_Set exercise_: Every record that follows must be duplicated exactly, with images left out.

_Entries provided_:

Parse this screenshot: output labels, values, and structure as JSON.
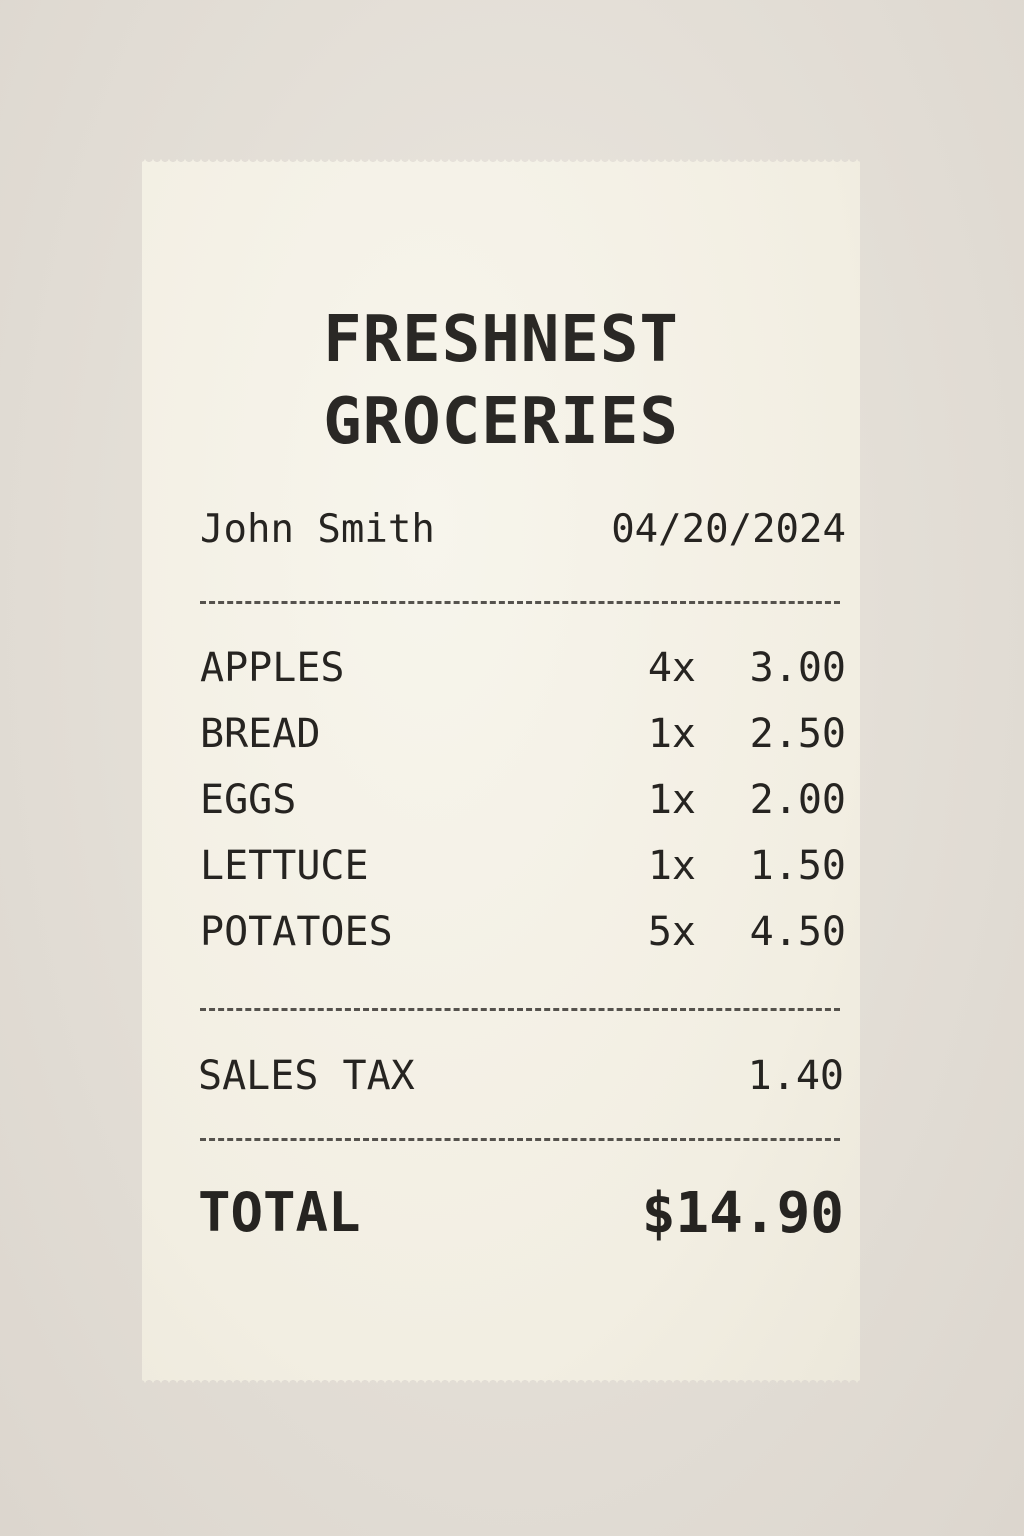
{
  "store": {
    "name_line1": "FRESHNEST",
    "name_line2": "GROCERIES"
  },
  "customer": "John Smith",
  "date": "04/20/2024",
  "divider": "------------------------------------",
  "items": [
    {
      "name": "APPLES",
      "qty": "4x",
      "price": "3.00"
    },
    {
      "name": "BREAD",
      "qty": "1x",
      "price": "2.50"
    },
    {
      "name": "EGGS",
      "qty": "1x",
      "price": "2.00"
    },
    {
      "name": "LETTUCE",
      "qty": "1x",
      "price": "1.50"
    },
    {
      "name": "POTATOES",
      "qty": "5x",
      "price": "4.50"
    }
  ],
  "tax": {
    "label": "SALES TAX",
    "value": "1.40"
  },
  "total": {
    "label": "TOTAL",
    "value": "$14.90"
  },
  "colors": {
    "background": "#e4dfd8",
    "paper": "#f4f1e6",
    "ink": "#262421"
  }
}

_Answer to this exercise_:
Parse this screenshot: output labels, values, and structure as JSON.
{
  "store": {
    "name_line1": "FRESHNEST",
    "name_line2": "GROCERIES"
  },
  "customer": "John Smith",
  "date": "04/20/2024",
  "divider": "------------------------------------",
  "items": [
    {
      "name": "APPLES",
      "qty": "4x",
      "price": "3.00"
    },
    {
      "name": "BREAD",
      "qty": "1x",
      "price": "2.50"
    },
    {
      "name": "EGGS",
      "qty": "1x",
      "price": "2.00"
    },
    {
      "name": "LETTUCE",
      "qty": "1x",
      "price": "1.50"
    },
    {
      "name": "POTATOES",
      "qty": "5x",
      "price": "4.50"
    }
  ],
  "tax": {
    "label": "SALES TAX",
    "value": "1.40"
  },
  "total": {
    "label": "TOTAL",
    "value": "$14.90"
  },
  "colors": {
    "background": "#e4dfd8",
    "paper": "#f4f1e6",
    "ink": "#262421"
  }
}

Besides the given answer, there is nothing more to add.